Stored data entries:

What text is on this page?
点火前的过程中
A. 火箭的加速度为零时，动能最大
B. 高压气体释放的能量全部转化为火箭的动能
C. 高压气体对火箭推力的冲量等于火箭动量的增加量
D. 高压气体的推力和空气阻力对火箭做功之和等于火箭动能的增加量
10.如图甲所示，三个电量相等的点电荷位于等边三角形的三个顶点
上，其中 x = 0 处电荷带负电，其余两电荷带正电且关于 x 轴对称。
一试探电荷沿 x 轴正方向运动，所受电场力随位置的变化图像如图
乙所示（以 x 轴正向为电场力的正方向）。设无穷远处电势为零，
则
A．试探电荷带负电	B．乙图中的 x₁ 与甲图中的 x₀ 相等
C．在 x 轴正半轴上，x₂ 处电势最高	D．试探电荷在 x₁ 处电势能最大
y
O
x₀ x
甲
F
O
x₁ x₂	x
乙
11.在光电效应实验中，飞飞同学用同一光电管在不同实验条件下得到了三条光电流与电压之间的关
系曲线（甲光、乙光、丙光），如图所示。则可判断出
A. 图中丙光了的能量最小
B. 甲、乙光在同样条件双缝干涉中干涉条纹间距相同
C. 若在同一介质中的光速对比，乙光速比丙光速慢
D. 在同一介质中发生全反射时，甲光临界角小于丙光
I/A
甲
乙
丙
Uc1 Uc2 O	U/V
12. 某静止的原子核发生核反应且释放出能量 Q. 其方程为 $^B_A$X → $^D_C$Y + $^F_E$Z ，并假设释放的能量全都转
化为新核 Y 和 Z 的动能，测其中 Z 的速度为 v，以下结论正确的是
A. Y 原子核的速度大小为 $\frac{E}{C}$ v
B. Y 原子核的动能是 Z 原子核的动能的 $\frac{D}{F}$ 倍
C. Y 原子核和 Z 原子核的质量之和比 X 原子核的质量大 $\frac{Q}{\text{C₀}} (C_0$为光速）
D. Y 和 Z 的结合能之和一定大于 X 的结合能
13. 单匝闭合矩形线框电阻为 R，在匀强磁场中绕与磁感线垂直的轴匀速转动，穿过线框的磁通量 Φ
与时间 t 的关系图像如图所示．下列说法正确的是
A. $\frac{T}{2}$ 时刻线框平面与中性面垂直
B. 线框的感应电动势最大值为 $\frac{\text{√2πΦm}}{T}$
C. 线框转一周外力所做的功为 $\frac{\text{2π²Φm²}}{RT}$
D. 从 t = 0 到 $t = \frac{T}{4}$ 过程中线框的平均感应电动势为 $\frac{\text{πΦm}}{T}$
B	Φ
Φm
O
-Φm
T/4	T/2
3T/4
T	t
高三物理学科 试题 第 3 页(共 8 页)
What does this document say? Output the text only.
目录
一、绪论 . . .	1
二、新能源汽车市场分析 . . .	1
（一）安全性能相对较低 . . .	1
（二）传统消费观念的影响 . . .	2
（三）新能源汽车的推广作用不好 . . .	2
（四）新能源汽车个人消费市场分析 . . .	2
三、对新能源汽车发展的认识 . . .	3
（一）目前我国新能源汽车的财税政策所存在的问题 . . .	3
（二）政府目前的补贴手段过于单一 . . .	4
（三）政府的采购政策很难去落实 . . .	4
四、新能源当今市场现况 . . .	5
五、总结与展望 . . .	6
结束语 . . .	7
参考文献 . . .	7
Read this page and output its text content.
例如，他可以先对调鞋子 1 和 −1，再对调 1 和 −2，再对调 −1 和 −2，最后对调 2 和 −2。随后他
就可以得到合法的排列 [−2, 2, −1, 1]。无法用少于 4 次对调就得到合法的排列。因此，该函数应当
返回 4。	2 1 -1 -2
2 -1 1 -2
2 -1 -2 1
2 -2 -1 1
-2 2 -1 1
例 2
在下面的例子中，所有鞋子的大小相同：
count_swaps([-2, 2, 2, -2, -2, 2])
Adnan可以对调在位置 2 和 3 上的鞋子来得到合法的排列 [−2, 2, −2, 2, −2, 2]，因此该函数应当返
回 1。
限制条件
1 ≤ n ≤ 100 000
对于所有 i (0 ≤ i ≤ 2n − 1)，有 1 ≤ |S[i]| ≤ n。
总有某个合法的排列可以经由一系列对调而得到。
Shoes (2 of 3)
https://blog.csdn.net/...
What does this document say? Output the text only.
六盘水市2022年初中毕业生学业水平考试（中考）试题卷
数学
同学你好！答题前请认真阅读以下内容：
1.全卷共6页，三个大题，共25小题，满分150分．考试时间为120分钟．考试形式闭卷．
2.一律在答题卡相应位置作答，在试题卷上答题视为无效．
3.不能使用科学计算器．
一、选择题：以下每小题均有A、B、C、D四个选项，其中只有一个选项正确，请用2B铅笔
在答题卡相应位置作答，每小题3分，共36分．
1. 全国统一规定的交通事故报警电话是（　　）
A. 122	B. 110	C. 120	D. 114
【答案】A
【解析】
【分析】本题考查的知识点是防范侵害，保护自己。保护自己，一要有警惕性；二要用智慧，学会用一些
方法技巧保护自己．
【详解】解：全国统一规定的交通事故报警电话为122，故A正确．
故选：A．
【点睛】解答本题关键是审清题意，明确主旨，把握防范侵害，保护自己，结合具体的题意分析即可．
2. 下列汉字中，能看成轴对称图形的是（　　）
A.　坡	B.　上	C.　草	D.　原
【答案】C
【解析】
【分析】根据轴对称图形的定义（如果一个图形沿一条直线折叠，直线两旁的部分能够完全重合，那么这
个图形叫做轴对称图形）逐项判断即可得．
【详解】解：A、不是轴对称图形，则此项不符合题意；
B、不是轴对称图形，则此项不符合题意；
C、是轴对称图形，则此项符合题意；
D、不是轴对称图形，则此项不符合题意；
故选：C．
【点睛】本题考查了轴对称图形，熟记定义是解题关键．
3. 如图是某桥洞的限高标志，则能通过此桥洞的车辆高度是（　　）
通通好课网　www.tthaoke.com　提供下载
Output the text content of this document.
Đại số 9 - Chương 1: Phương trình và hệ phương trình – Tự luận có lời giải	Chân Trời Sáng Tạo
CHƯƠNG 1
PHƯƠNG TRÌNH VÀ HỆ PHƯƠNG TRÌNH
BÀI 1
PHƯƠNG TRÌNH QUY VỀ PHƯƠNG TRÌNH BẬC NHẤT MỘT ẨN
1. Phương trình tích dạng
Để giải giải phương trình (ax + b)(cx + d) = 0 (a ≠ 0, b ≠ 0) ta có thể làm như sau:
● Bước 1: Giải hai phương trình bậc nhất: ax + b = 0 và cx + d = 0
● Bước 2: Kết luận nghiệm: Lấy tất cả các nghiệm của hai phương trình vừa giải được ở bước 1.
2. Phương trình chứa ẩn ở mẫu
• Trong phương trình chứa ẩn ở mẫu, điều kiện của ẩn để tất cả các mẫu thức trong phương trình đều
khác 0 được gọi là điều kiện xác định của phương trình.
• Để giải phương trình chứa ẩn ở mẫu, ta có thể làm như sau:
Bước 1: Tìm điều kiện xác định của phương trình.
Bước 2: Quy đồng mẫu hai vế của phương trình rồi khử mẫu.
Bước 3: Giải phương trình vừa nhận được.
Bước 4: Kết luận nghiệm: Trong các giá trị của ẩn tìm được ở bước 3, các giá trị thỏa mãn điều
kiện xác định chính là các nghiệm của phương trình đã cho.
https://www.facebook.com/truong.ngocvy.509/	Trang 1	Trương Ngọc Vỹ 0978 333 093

[Task objective] Note each line of the entries that has "Trong" in it, and copy those lines.

[Solved exercise]
• Trong phương trình chứa ẩn ở mẫu, điều kiện của ẩn để tất cả các mẫu thức trong phương trình đều
Bước 4: Kết luận nghiệm: Trong các giá trị của ẩn tìm được ở bước 3, các giá trị thỏa mãn điều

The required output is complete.